WHAT IS ASKED
Would you retype all of these records exactly?

Start of DATA FOR THIS TASK

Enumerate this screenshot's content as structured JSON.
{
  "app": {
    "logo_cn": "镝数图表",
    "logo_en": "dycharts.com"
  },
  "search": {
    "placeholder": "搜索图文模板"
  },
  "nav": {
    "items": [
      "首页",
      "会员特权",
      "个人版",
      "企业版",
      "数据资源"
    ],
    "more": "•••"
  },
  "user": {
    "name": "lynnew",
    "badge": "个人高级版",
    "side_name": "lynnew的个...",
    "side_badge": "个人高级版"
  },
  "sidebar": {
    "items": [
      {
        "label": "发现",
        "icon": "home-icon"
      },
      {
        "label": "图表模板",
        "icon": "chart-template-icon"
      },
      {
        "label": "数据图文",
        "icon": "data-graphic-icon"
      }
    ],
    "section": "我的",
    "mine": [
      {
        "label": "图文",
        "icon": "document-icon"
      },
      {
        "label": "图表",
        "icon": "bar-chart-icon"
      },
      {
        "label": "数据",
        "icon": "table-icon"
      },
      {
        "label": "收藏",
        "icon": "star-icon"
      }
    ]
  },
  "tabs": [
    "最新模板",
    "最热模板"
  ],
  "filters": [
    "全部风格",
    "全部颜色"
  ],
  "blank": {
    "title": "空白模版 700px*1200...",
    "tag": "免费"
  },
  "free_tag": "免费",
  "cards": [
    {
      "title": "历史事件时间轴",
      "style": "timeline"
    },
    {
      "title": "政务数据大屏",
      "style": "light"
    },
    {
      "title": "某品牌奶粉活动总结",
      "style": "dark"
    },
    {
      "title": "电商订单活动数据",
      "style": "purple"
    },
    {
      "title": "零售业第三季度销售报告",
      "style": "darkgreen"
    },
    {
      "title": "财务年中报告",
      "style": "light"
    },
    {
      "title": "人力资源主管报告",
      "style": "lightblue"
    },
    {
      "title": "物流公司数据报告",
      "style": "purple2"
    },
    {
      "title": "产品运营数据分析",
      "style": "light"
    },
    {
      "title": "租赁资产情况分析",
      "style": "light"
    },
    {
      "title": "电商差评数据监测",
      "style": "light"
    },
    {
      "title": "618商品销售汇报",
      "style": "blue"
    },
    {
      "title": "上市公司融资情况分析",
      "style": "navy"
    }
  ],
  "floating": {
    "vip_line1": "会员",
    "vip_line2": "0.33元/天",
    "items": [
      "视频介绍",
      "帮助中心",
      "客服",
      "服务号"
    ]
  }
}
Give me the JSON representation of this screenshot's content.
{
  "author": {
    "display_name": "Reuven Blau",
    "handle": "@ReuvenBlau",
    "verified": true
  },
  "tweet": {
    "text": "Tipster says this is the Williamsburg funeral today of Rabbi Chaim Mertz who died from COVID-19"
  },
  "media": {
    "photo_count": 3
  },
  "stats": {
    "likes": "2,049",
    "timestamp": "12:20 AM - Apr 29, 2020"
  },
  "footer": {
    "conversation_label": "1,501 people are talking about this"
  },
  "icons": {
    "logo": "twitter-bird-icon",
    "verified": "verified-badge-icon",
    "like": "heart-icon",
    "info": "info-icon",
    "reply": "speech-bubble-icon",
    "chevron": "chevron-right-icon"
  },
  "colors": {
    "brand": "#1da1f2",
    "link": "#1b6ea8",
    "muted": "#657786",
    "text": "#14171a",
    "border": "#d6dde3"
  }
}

End of DATA FOR THIS TASK

FULL RESPONSE
Enumerate this screenshot's content as structured JSON.
{
  "app": {
    "logo_cn": "镝数图表",
    "logo_en": "dycharts.com"
  },
  "search": {
    "placeholder": "搜索图文模板"
  },
  "nav": {
    "items": [
      "首页",
      "会员特权",
      "个人版",
      "企业版",
      "数据资源"
    ],
    "more": "•••"
  },
  "user": {
    "name": "lynnew",
    "badge": "个人高级版",
    "side_name": "lynnew的个...",
    "side_badge": "个人高级版"
  },
  "sidebar": {
    "items": [
      {
        "label": "发现",
        "icon": "home-icon"
      },
      {
        "label": "图表模板",
        "icon": "chart-template-icon"
      },
      {
        "label": "数据图文",
        "icon": "data-graphic-icon"
      }
    ],
    "section": "我的",
    "mine": [
      {
        "label": "图文",
        "icon": "document-icon"
      },
      {
        "label": "图表",
        "icon": "bar-chart-icon"
      },
      {
        "label": "数据",
        "icon": "table-icon"
      },
      {
        "label": "收藏",
        "icon": "star-icon"
      }
    ]
  },
  "tabs": [
    "最新模板",
    "最热模板"
  ],
  "filters": [
    "全部风格",
    "全部颜色"
  ],
  "blank": {
    "title": "空白模版 700px*1200...",
    "tag": "免费"
  },
  "free_tag": "免费",
  "cards": [
    {
      "title": "历史事件时间轴",
      "style": "timeline"
    },
    {
      "title": "政务数据大屏",
      "style": "light"
    },
    {
      "title": "某品牌奶粉活动总结",
      "style": "dark"
    },
    {
      "title": "电商订单活动数据",
      "style": "purple"
    },
    {
      "title": "零售业第三季度销售报告",
      "style": "darkgreen"
    },
    {
      "title": "财务年中报告",
      "style": "light"
    },
    {
      "title": "人力资源主管报告",
      "style": "lightblue"
    },
    {
      "title": "物流公司数据报告",
      "style": "purple2"
    },
    {
      "title": "产品运营数据分析",
      "style": "light"
    },
    {
      "title": "租赁资产情况分析",
      "style": "light"
    },
    {
      "title": "电商差评数据监测",
      "style": "light"
    },
    {
      "title": "618商品销售汇报",
      "style": "blue"
    },
    {
      "title": "上市公司融资情况分析",
      "style": "navy"
    }
  ],
  "floating": {
    "vip_line1": "会员",
    "vip_line2": "0.33元/天",
    "items": [
      "视频介绍",
      "帮助中心",
      "客服",
      "服务号"
    ]
  }
}
Give me the JSON representation of this screenshot's content.
{
  "author": {
    "display_name": "Reuven Blau",
    "handle": "@ReuvenBlau",
    "verified": true
  },
  "tweet": {
    "text": "Tipster says this is the Williamsburg funeral today of Rabbi Chaim Mertz who died from COVID-19"
  },
  "media": {
    "photo_count": 3
  },
  "stats": {
    "likes": "2,049",
    "timestamp": "12:20 AM - Apr 29, 2020"
  },
  "footer": {
    "conversation_label": "1,501 people are talking about this"
  },
  "icons": {
    "logo": "twitter-bird-icon",
    "verified": "verified-badge-icon",
    "like": "heart-icon",
    "info": "info-icon",
    "reply": "speech-bubble-icon",
    "chevron": "chevron-right-icon"
  },
  "colors": {
    "brand": "#1da1f2",
    "link": "#1b6ea8",
    "muted": "#657786",
    "text": "#14171a",
    "border": "#d6dde3"
  }
}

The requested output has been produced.